Exercise brief: Could you reproduce each of the entries below word for word, keeping every line, character, and number unchanged?

——————

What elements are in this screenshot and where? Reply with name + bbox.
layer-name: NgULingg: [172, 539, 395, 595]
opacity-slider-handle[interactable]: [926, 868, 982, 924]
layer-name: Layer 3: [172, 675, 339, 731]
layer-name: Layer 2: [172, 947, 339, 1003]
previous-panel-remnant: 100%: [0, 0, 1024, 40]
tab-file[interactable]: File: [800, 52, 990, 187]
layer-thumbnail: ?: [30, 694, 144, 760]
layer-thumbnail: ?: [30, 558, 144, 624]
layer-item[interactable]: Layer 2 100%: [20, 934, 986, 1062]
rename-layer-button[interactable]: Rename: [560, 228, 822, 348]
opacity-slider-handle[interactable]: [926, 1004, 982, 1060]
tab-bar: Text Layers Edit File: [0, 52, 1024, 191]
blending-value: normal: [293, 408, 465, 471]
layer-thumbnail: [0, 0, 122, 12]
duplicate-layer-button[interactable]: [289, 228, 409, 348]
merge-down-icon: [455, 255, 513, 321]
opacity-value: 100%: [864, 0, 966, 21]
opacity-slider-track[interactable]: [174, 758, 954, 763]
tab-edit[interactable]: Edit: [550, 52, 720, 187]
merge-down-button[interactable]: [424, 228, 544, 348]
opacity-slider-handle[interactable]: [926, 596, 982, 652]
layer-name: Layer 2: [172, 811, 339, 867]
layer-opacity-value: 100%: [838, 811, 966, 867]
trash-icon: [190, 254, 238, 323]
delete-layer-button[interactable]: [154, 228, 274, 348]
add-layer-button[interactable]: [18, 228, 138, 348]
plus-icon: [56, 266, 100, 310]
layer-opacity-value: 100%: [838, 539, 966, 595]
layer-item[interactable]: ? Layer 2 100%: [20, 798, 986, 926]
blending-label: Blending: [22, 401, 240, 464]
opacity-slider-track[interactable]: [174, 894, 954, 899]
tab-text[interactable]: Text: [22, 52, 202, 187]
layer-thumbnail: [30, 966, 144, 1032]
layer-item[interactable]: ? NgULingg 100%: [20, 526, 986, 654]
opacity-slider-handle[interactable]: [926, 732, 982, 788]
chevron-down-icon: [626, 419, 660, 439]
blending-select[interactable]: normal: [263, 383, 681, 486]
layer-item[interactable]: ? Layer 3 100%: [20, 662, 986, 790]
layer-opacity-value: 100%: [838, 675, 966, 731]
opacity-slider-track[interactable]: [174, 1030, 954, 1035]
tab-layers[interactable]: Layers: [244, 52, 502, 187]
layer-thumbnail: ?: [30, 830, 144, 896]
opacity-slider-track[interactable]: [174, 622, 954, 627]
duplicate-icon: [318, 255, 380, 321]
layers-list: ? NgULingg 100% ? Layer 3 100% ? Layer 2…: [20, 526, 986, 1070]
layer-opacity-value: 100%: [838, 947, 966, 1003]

——————

Written reply:
What elements are in this screenshot and where? Reply with name + bbox.
layer-name: NgULingg: [172, 539, 395, 595]
opacity-slider-handle[interactable]: [926, 868, 982, 924]
layer-name: Layer 3: [172, 675, 339, 731]
layer-name: Layer 2: [172, 947, 339, 1003]
previous-panel-remnant: 100%: [0, 0, 1024, 40]
tab-file[interactable]: File: [800, 52, 990, 187]
layer-thumbnail: ?: [30, 694, 144, 760]
layer-thumbnail: ?: [30, 558, 144, 624]
layer-item[interactable]: Layer 2 100%: [20, 934, 986, 1062]
rename-layer-button[interactable]: Rename: [560, 228, 822, 348]
opacity-slider-handle[interactable]: [926, 1004, 982, 1060]
tab-bar: Text Layers Edit File: [0, 52, 1024, 191]
blending-value: normal: [293, 408, 465, 471]
layer-thumbnail: [0, 0, 122, 12]
duplicate-layer-button[interactable]: [289, 228, 409, 348]
merge-down-icon: [455, 255, 513, 321]
opacity-value: 100%: [864, 0, 966, 21]
opacity-slider-track[interactable]: [174, 758, 954, 763]
tab-edit[interactable]: Edit: [550, 52, 720, 187]
merge-down-button[interactable]: [424, 228, 544, 348]
opacity-slider-handle[interactable]: [926, 596, 982, 652]
layer-name: Layer 2: [172, 811, 339, 867]
layer-opacity-value: 100%: [838, 811, 966, 867]
trash-icon: [190, 254, 238, 323]
delete-layer-button[interactable]: [154, 228, 274, 348]
add-layer-button[interactable]: [18, 228, 138, 348]
plus-icon: [56, 266, 100, 310]
layer-opacity-value: 100%: [838, 539, 966, 595]
layer-item[interactable]: ? Layer 2 100%: [20, 798, 986, 926]
blending-label: Blending: [22, 401, 240, 464]
opacity-slider-track[interactable]: [174, 894, 954, 899]
tab-text[interactable]: Text: [22, 52, 202, 187]
layer-thumbnail: [30, 966, 144, 1032]
layer-item[interactable]: ? NgULingg 100%: [20, 526, 986, 654]
opacity-slider-handle[interactable]: [926, 732, 982, 788]
chevron-down-icon: [626, 419, 660, 439]
blending-select[interactable]: normal: [263, 383, 681, 486]
layer-item[interactable]: ? Layer 3 100%: [20, 662, 986, 790]
layer-opacity-value: 100%: [838, 675, 966, 731]
opacity-slider-track[interactable]: [174, 1030, 954, 1035]
tab-layers[interactable]: Layers: [244, 52, 502, 187]
layer-thumbnail: ?: [30, 830, 144, 896]
opacity-slider-track[interactable]: [174, 622, 954, 627]
duplicate-icon: [318, 255, 380, 321]
layers-list: ? NgULingg 100% ? Layer 3 100% ? Layer 2…: [20, 526, 986, 1070]
layer-opacity-value: 100%: [838, 947, 966, 1003]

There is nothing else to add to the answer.